* [Data shown]
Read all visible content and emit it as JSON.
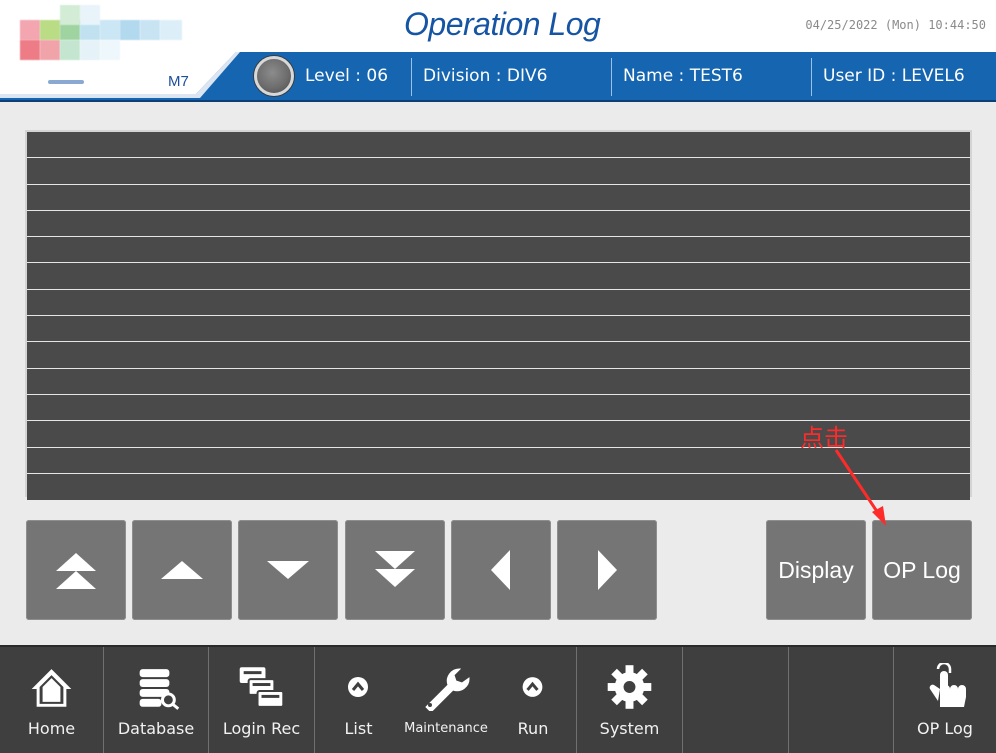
{
  "header": {
    "title": "Operation Log",
    "datetime": "04/25/2022 (Mon) 10:44:50",
    "model": "M7"
  },
  "user_bar": {
    "level": "Level : 06",
    "division": "Division : DIV6",
    "name": "Name : TEST6",
    "user_id": "User ID : LEVEL6"
  },
  "log_table": {
    "rows": [
      "",
      "",
      "",
      "",
      "",
      "",
      "",
      "",
      "",
      "",
      "",
      "",
      "",
      ""
    ]
  },
  "paging_buttons": [
    {
      "icon": "double-up-icon"
    },
    {
      "icon": "up-icon"
    },
    {
      "icon": "down-icon"
    },
    {
      "icon": "double-down-icon"
    },
    {
      "icon": "left-icon"
    },
    {
      "icon": "right-icon"
    }
  ],
  "actions": {
    "display_label": "Display",
    "op_log_label": "OP Log"
  },
  "annotation": {
    "text": "点击",
    "color": "#ff2a2a"
  },
  "nav": {
    "home": "Home",
    "database": "Database",
    "login_rec": "Login Rec",
    "list": "List",
    "maintenance": "Maintenance",
    "run": "Run",
    "system": "System",
    "op_log": "OP Log"
  },
  "colors": {
    "title_blue": "#1654a4",
    "bar_blue": "#1565b0",
    "button_gray": "#757575",
    "nav_bg": "#3f3f3f"
  }
}
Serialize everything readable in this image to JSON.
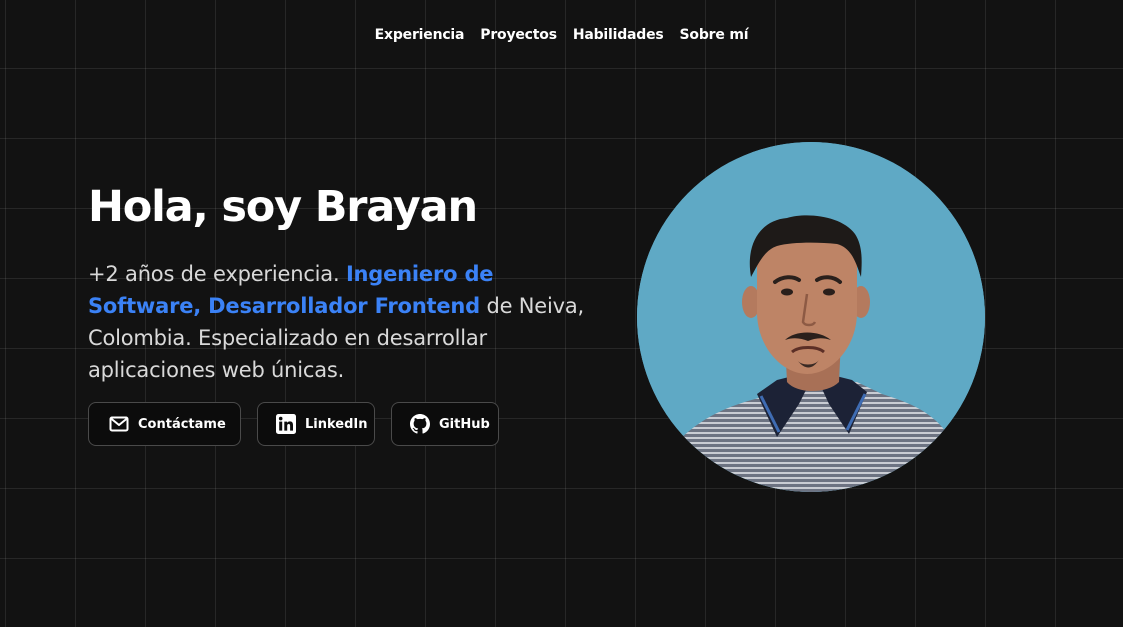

* [Short exercise]
Give the count of lines in the data shown above that contain "double", and nothing else.

* [Correct result]
2